**DOCUMENT SECTION**
───

Cottand commented 1 year ago

I am running this as a CSI plugin to Nomad. I followed this example, except

The CSI plugin fails on any Nomad client (any pod) so I think the trace is not specific to the host machine, althoguh all my machines are configured very similarly. Version is latest for the CSI image, 3.55 for filer, volumes, master etc.

Logs:

I0807 23:46:18.075502 driver.go:105 starting
I0807 23:46:18.075881 server.go:94 Listening for connections on address: &net.UnixAddr{Name:"/csi/csi.sock", Net:"unix"}
panic: runtime error: invalid memory address or nil pointer dereference
[signal SIGSEGV: segmentation violation code=0x1 addr=0x0 pc=0xcbb35e]

goroutine 72 [running]:
github.com/seaweedfs/seaweedfs-csi-driver/pkg/driver.(*ControllerServer).ControllerGetCapabilities(0x0, {0xc000125940?, 0x40da07?}, 0x10?)
    /go/src/github.com/seaweedfs/seaweedfs-csi-driver/pkg/driver/controllerserver.go:179 +0x5e
github.com/container-storage-interface/spec/lib/go/csi._Controller_ControllerGetCapabilities_Handler.func1({0x101cef0, 0xc0003f2ea0}, {0xe3f5e0?, 0xc000446200})
    /go/pkg/mod/github.com/container-storage-interface/spec@v1.8.0/lib/go/csi/csi.pb.go:6546 +0x78
github.com/seaweedfs/seaweedfs-csi-driver/pkg/driver.logGRPC({0x101cef0, 0xc0003f2ea0}, {0xe3f5e0, 0xc000446200}, 0xc000446220, 0xc0000a8318)
    /go/src/github.com/seaweedfs/seaweedfs-csi-driver/pkg/driver/utils.go:64 +0x132
github.com/container-storage-interface/spec/lib/go/csi._Controller_ControllerGetCapabilities_Handler({0xe6fe20?, 0x0}, {0x101cef0, 0xc0003f2ea0}, 0xc0002a4310, 0xf2ef48)
    /go/pkg/mod/github.com/container-storage-interface/spec@v1.8.0/lib/go/csi/csi.pb.go:6548 +0x138
google.golang.org/grpc.(*Server).processUnaryRPC(0xc000356000, {0x1021760, 0xc0003fa4e0}, 0xc000336360, 0xc00031b410, 0x168cba8, 0x0)
    /go/pkg/mod/google.golang.org/grpc@v1.57.0/server.go:1360 +0xe23
google.golang.org/grpc.(*Server).handleStream(0xc000356000, {0x1021760, 0xc0003fa4e0}, 0xc000336360, 0x0)
    /go/pkg/mod/google.golang.org/grpc@v1.57.0/server.go:1737 +0xa36
google.golang.org/grpc.(*Server).serveStreams.func1.1()

───

**EXTRACTED DATA**
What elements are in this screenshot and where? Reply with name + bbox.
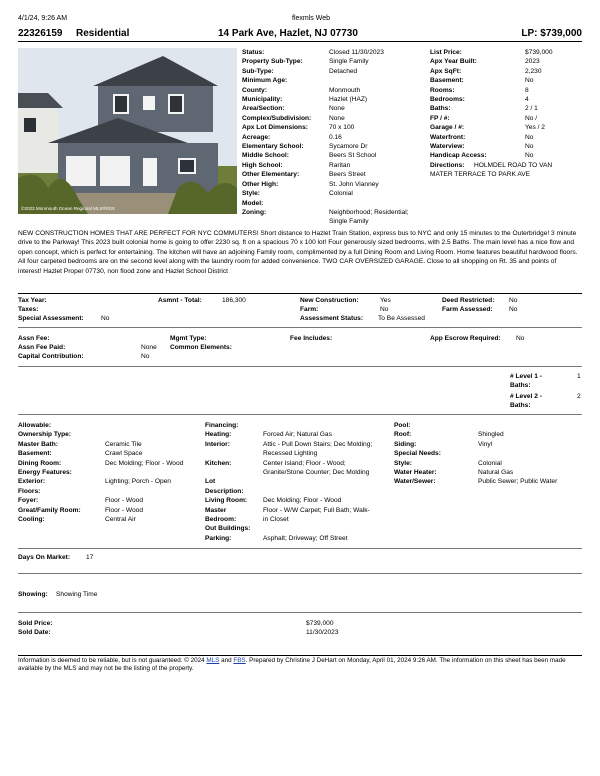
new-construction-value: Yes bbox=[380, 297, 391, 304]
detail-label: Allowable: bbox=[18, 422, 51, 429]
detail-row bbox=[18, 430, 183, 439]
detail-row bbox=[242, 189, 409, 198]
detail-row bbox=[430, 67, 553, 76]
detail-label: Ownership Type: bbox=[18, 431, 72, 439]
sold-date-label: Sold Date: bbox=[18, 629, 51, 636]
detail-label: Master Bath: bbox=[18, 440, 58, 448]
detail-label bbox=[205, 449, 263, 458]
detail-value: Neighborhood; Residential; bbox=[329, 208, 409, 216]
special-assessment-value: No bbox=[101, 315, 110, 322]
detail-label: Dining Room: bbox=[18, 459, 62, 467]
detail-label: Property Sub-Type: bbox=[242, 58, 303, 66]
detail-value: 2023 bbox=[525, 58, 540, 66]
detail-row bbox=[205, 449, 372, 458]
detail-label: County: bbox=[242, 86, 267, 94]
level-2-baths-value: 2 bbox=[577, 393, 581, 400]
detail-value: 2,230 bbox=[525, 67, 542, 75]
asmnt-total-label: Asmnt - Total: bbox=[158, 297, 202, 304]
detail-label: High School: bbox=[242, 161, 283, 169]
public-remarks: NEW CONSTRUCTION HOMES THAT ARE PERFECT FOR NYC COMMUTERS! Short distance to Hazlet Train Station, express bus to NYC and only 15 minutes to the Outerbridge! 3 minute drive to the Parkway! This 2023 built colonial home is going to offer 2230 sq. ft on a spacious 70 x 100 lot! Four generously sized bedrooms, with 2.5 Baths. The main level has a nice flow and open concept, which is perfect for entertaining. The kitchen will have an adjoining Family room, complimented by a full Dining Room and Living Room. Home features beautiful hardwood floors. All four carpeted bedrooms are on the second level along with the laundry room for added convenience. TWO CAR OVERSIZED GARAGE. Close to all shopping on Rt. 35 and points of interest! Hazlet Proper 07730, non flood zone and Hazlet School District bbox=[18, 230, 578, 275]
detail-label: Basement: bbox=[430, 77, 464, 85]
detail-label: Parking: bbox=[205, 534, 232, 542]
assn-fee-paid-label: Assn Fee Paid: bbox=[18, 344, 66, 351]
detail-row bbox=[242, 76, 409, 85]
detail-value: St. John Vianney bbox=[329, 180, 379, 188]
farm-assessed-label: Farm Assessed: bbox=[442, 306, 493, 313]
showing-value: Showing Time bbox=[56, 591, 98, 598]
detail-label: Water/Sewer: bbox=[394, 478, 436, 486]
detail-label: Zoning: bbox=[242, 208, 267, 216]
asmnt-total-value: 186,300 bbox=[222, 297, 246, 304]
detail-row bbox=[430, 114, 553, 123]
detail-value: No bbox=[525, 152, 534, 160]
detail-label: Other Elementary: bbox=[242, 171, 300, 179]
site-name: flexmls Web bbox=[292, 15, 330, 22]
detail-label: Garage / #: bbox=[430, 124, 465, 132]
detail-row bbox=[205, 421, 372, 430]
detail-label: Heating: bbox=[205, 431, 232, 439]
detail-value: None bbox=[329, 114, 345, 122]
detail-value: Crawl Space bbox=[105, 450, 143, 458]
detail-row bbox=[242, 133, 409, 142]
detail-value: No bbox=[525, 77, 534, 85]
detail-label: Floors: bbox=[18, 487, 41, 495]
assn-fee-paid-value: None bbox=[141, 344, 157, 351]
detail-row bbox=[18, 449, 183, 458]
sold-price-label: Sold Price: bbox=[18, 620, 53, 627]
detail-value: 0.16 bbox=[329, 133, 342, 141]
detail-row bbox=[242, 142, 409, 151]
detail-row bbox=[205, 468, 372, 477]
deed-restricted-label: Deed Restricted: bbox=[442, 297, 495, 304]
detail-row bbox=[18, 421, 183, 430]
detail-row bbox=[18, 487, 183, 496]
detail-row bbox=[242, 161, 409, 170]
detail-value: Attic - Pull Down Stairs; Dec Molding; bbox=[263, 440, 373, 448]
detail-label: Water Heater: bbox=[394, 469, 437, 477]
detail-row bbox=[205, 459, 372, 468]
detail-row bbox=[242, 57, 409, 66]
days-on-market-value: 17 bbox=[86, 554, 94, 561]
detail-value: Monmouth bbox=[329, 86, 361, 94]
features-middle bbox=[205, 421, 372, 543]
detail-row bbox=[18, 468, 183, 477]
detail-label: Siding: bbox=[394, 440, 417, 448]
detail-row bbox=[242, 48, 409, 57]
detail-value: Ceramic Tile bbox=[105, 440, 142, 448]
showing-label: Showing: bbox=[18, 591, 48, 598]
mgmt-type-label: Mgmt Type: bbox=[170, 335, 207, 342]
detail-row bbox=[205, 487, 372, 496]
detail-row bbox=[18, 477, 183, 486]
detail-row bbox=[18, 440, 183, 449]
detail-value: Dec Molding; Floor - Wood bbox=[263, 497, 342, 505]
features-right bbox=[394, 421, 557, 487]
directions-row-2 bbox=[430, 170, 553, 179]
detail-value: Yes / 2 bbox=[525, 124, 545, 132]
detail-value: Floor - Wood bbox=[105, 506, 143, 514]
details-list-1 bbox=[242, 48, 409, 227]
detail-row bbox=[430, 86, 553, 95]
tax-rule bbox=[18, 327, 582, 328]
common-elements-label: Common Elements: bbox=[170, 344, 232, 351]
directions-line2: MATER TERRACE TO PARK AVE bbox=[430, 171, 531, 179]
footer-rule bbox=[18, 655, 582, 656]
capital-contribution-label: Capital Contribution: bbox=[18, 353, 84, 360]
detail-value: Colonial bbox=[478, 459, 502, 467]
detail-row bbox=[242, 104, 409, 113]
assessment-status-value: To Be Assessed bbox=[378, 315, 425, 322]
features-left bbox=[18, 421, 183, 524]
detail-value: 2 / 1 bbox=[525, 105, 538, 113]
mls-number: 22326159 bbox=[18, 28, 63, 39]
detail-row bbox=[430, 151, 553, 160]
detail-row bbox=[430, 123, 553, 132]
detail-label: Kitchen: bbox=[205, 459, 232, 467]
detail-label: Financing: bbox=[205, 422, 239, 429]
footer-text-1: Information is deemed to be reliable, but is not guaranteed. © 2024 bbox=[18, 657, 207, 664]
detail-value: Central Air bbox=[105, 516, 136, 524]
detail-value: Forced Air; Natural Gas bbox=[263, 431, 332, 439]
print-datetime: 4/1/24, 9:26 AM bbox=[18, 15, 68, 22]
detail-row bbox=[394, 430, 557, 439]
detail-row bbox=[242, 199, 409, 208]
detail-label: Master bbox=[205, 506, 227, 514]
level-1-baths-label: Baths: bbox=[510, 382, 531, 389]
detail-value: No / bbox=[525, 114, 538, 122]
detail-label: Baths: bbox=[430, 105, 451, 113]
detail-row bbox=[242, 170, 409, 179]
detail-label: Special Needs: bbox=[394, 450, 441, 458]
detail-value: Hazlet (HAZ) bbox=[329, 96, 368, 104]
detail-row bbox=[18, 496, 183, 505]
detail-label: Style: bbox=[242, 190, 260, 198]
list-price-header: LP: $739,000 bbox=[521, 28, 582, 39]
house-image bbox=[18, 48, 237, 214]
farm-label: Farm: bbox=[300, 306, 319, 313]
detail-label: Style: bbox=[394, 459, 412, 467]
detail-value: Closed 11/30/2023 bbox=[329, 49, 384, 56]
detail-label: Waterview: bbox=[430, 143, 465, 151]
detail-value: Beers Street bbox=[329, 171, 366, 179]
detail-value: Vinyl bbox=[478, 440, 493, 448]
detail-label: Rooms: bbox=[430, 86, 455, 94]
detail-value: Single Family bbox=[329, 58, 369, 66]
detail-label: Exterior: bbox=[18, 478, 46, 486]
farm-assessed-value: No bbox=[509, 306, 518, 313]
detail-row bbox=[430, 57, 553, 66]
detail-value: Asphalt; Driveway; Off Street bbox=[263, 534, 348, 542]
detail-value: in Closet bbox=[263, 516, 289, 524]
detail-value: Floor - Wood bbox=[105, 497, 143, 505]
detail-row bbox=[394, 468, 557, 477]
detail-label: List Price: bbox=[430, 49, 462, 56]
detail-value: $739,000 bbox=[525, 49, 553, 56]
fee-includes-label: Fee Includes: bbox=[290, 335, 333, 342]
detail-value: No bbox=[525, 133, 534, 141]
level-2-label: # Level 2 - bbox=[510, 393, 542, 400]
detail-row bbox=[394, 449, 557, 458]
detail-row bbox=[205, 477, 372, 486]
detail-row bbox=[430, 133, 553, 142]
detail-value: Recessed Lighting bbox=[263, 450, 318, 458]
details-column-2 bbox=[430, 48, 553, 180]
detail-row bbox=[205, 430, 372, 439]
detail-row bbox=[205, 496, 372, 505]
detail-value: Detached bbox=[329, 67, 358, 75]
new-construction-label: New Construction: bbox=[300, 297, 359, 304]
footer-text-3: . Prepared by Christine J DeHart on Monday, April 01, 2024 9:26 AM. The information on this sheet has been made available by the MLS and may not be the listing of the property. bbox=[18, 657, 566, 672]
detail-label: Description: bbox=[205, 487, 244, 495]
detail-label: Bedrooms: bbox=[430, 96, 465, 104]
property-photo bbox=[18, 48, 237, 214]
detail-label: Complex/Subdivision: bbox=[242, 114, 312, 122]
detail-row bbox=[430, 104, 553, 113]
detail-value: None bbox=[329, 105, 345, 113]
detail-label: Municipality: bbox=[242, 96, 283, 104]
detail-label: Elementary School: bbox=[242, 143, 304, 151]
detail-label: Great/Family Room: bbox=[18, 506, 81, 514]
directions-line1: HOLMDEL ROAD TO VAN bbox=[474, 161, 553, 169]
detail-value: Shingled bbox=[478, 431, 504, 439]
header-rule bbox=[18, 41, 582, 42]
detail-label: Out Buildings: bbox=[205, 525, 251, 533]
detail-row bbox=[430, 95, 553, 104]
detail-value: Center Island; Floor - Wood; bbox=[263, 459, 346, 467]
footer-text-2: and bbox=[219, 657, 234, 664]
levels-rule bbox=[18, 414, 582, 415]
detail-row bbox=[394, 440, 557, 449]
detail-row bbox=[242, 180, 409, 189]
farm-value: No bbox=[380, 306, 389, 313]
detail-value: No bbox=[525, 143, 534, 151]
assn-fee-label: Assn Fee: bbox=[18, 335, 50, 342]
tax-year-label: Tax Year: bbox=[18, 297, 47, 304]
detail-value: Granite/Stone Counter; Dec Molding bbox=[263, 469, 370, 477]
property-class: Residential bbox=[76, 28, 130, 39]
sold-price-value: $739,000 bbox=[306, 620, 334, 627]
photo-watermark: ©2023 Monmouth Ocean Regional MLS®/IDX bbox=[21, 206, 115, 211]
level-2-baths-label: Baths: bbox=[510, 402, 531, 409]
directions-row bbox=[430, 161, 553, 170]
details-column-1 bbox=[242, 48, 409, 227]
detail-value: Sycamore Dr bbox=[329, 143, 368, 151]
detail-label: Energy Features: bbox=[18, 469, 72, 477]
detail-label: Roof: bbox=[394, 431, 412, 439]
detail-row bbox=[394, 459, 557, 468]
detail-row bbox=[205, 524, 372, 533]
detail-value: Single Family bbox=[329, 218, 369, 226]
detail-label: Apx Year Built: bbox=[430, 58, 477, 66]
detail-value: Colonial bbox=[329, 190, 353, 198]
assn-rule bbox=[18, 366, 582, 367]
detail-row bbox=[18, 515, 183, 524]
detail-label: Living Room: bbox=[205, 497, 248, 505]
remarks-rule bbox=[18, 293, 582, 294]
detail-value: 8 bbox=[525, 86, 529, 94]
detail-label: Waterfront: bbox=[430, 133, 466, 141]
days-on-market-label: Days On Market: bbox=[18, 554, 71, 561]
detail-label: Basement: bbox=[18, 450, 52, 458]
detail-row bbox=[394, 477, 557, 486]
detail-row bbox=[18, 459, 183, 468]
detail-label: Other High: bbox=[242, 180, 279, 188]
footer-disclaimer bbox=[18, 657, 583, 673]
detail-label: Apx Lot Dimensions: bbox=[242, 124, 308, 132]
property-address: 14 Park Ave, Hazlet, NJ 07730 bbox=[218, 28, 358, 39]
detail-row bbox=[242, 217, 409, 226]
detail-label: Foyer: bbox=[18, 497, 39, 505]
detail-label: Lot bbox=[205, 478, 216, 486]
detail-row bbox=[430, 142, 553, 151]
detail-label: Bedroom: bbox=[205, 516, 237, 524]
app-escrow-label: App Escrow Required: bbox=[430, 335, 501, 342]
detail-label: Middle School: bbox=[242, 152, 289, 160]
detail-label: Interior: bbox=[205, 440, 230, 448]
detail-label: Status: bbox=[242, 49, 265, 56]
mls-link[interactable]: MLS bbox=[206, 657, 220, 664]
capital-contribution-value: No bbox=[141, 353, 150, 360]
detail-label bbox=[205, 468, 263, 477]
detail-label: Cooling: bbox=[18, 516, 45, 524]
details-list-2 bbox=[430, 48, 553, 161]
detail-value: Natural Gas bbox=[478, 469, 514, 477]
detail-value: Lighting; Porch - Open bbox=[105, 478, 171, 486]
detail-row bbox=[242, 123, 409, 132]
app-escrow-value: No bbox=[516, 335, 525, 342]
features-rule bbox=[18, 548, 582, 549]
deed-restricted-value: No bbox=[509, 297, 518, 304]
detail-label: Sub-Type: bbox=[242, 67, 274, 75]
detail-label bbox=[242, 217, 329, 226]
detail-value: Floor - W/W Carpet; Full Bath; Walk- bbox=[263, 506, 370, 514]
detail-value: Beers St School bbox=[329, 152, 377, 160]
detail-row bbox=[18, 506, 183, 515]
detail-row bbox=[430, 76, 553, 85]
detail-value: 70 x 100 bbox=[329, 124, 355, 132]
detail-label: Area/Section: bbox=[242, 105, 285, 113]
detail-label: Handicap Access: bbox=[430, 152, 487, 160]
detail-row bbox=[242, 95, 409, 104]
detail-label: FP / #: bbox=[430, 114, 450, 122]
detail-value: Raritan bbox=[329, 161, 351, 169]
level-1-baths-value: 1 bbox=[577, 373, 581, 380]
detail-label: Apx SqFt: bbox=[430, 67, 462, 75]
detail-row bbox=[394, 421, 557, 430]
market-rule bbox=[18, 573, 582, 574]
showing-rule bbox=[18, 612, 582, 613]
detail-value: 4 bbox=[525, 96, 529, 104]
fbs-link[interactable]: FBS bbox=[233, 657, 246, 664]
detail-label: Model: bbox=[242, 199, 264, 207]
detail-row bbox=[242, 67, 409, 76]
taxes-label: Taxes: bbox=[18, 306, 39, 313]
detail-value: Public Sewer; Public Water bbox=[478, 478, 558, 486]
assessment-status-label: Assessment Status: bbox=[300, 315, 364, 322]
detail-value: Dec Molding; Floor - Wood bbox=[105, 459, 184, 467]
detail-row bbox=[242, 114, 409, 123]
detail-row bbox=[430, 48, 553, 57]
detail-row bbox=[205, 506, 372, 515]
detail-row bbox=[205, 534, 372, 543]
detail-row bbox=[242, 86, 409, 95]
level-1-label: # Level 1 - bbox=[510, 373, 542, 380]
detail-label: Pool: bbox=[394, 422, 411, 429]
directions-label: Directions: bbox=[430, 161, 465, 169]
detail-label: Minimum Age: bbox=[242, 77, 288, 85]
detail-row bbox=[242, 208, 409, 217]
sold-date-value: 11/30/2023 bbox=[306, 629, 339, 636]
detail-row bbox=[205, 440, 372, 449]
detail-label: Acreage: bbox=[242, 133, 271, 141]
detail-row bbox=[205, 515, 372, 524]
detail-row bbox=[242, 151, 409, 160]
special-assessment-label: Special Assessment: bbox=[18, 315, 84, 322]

───

**INSTRUCTION**
Could you return the stretch of the CSI plugin crash report above word for word, starting at "The CSI plugin" and ending at "volumes, master etc."?

**RESPONSE TO THE TASK**
The CSI plugin fails on any Nomad client (any pod) so I think the trace is not specific to the host machine, althoguh all my machines are configured very similarly. Version is latest for the CSI image, 3.55 for filer, volumes, master etc.